> _OBJECTIVE_
Please print the full listing exactly.

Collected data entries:

>> BEGIN

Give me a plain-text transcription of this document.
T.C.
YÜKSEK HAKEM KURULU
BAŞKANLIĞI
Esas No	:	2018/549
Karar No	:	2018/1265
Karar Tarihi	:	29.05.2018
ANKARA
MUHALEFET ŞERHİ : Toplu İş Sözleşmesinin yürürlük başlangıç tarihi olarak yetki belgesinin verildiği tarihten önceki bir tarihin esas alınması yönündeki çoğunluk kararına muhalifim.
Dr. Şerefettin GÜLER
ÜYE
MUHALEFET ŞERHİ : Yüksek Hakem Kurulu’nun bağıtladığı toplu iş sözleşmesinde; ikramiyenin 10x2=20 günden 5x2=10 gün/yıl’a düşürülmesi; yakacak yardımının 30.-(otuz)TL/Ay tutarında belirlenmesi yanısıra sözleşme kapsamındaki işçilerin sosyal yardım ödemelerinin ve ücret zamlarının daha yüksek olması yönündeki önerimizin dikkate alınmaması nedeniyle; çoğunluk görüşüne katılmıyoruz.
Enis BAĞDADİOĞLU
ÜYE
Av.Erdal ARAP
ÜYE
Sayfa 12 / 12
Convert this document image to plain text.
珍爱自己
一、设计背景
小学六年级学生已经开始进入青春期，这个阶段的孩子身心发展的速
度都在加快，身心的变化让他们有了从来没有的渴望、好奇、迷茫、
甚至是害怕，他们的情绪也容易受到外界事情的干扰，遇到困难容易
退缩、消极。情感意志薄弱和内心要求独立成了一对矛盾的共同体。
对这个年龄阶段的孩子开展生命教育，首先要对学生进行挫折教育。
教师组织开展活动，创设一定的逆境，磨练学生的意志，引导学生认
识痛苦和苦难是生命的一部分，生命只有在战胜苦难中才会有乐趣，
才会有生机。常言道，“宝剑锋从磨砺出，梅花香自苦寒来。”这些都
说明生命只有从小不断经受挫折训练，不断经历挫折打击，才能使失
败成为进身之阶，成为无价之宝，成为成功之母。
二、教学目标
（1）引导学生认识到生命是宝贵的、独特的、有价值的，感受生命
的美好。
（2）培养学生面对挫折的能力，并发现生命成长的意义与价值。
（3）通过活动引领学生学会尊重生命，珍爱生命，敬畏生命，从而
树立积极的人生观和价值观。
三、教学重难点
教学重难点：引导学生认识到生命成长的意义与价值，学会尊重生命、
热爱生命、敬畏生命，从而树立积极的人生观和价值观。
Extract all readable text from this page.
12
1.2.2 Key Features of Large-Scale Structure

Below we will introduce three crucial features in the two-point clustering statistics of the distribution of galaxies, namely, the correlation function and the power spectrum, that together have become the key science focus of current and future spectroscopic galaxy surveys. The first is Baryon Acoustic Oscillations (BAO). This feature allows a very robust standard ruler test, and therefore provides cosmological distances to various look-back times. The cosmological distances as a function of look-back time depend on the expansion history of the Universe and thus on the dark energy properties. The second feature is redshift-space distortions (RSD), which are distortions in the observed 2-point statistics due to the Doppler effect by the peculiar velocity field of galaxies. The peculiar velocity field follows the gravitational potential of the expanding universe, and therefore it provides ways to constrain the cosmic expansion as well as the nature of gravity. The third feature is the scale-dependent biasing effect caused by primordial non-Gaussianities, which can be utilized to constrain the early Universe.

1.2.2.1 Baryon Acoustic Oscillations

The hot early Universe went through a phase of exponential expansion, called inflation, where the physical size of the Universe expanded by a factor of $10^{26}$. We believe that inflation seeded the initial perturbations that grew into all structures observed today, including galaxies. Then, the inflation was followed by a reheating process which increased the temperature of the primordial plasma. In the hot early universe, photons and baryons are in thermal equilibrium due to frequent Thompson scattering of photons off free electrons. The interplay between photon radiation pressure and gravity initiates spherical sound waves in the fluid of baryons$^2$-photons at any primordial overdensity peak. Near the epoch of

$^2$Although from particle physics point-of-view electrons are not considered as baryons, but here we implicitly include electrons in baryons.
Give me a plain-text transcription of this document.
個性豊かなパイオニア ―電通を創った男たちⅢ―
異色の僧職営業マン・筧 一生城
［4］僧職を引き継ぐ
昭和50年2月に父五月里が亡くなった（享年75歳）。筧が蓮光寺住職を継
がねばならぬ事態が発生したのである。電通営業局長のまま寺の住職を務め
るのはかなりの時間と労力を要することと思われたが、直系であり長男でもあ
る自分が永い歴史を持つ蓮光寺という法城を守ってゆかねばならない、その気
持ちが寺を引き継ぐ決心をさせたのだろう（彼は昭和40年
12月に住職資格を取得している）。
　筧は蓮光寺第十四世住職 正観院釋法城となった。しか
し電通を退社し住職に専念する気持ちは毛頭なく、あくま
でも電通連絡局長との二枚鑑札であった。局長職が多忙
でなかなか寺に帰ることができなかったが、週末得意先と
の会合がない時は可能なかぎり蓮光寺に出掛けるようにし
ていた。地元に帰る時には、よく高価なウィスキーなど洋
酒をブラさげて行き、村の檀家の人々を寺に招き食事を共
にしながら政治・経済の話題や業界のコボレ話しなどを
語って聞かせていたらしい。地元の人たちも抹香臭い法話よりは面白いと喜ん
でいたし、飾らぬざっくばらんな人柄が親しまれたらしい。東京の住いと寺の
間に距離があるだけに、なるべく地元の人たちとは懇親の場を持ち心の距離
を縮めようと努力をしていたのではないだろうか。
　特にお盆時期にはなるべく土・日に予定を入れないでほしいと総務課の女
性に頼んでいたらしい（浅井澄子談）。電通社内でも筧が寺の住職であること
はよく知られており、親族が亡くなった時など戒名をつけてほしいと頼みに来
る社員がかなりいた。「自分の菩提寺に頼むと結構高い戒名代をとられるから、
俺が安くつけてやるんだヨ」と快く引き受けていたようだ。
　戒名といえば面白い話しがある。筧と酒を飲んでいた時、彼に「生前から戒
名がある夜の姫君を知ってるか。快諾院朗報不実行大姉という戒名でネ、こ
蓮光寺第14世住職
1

>> END

> _COMPLETE OUTPUT_
Give me a plain-text transcription of this document.
T.C.
YÜKSEK HAKEM KURULU
BAŞKANLIĞI
Esas No	:	2018/549
Karar No	:	2018/1265
Karar Tarihi	:	29.05.2018
ANKARA
MUHALEFET ŞERHİ : Toplu İş Sözleşmesinin yürürlük başlangıç tarihi olarak yetki belgesinin verildiği tarihten önceki bir tarihin esas alınması yönündeki çoğunluk kararına muhalifim.
Dr. Şerefettin GÜLER
ÜYE
MUHALEFET ŞERHİ : Yüksek Hakem Kurulu’nun bağıtladığı toplu iş sözleşmesinde; ikramiyenin 10x2=20 günden 5x2=10 gün/yıl’a düşürülmesi; yakacak yardımının 30.-(otuz)TL/Ay tutarında belirlenmesi yanısıra sözleşme kapsamındaki işçilerin sosyal yardım ödemelerinin ve ücret zamlarının daha yüksek olması yönündeki önerimizin dikkate alınmaması nedeniyle; çoğunluk görüşüne katılmıyoruz.
Enis BAĞDADİOĞLU
ÜYE
Av.Erdal ARAP
ÜYE
Sayfa 12 / 12
Convert this document image to plain text.
珍爱自己
一、设计背景
小学六年级学生已经开始进入青春期，这个阶段的孩子身心发展的速
度都在加快，身心的变化让他们有了从来没有的渴望、好奇、迷茫、
甚至是害怕，他们的情绪也容易受到外界事情的干扰，遇到困难容易
退缩、消极。情感意志薄弱和内心要求独立成了一对矛盾的共同体。
对这个年龄阶段的孩子开展生命教育，首先要对学生进行挫折教育。
教师组织开展活动，创设一定的逆境，磨练学生的意志，引导学生认
识痛苦和苦难是生命的一部分，生命只有在战胜苦难中才会有乐趣，
才会有生机。常言道，“宝剑锋从磨砺出，梅花香自苦寒来。”这些都
说明生命只有从小不断经受挫折训练，不断经历挫折打击，才能使失
败成为进身之阶，成为无价之宝，成为成功之母。
二、教学目标
（1）引导学生认识到生命是宝贵的、独特的、有价值的，感受生命
的美好。
（2）培养学生面对挫折的能力，并发现生命成长的意义与价值。
（3）通过活动引领学生学会尊重生命，珍爱生命，敬畏生命，从而
树立积极的人生观和价值观。
三、教学重难点
教学重难点：引导学生认识到生命成长的意义与价值，学会尊重生命、
热爱生命、敬畏生命，从而树立积极的人生观和价值观。
Extract all readable text from this page.
12
1.2.2 Key Features of Large-Scale Structure

Below we will introduce three crucial features in the two-point clustering statistics of the distribution of galaxies, namely, the correlation function and the power spectrum, that together have become the key science focus of current and future spectroscopic galaxy surveys. The first is Baryon Acoustic Oscillations (BAO). This feature allows a very robust standard ruler test, and therefore provides cosmological distances to various look-back times. The cosmological distances as a function of look-back time depend on the expansion history of the Universe and thus on the dark energy properties. The second feature is redshift-space distortions (RSD), which are distortions in the observed 2-point statistics due to the Doppler effect by the peculiar velocity field of galaxies. The peculiar velocity field follows the gravitational potential of the expanding universe, and therefore it provides ways to constrain the cosmic expansion as well as the nature of gravity. The third feature is the scale-dependent biasing effect caused by primordial non-Gaussianities, which can be utilized to constrain the early Universe.

1.2.2.1 Baryon Acoustic Oscillations

The hot early Universe went through a phase of exponential expansion, called inflation, where the physical size of the Universe expanded by a factor of $10^{26}$. We believe that inflation seeded the initial perturbations that grew into all structures observed today, including galaxies. Then, the inflation was followed by a reheating process which increased the temperature of the primordial plasma. In the hot early universe, photons and baryons are in thermal equilibrium due to frequent Thompson scattering of photons off free electrons. The interplay between photon radiation pressure and gravity initiates spherical sound waves in the fluid of baryons$^2$-photons at any primordial overdensity peak. Near the epoch of

$^2$Although from particle physics point-of-view electrons are not considered as baryons, but here we implicitly include electrons in baryons.
Give me a plain-text transcription of this document.
個性豊かなパイオニア ―電通を創った男たちⅢ―
異色の僧職営業マン・筧 一生城
［4］僧職を引き継ぐ
昭和50年2月に父五月里が亡くなった（享年75歳）。筧が蓮光寺住職を継
がねばならぬ事態が発生したのである。電通営業局長のまま寺の住職を務め
るのはかなりの時間と労力を要することと思われたが、直系であり長男でもあ
る自分が永い歴史を持つ蓮光寺という法城を守ってゆかねばならない、その気
持ちが寺を引き継ぐ決心をさせたのだろう（彼は昭和40年
12月に住職資格を取得している）。
　筧は蓮光寺第十四世住職 正観院釋法城となった。しか
し電通を退社し住職に専念する気持ちは毛頭なく、あくま
でも電通連絡局長との二枚鑑札であった。局長職が多忙
でなかなか寺に帰ることができなかったが、週末得意先と
の会合がない時は可能なかぎり蓮光寺に出掛けるようにし
ていた。地元に帰る時には、よく高価なウィスキーなど洋
酒をブラさげて行き、村の檀家の人々を寺に招き食事を共
にしながら政治・経済の話題や業界のコボレ話しなどを
語って聞かせていたらしい。地元の人たちも抹香臭い法話よりは面白いと喜ん
でいたし、飾らぬざっくばらんな人柄が親しまれたらしい。東京の住いと寺の
間に距離があるだけに、なるべく地元の人たちとは懇親の場を持ち心の距離
を縮めようと努力をしていたのではないだろうか。
　特にお盆時期にはなるべく土・日に予定を入れないでほしいと総務課の女
性に頼んでいたらしい（浅井澄子談）。電通社内でも筧が寺の住職であること
はよく知られており、親族が亡くなった時など戒名をつけてほしいと頼みに来
る社員がかなりいた。「自分の菩提寺に頼むと結構高い戒名代をとられるから、
俺が安くつけてやるんだヨ」と快く引き受けていたようだ。
　戒名といえば面白い話しがある。筧と酒を飲んでいた時、彼に「生前から戒
名がある夜の姫君を知ってるか。快諾院朗報不実行大姉という戒名でネ、こ
蓮光寺第14世住職
1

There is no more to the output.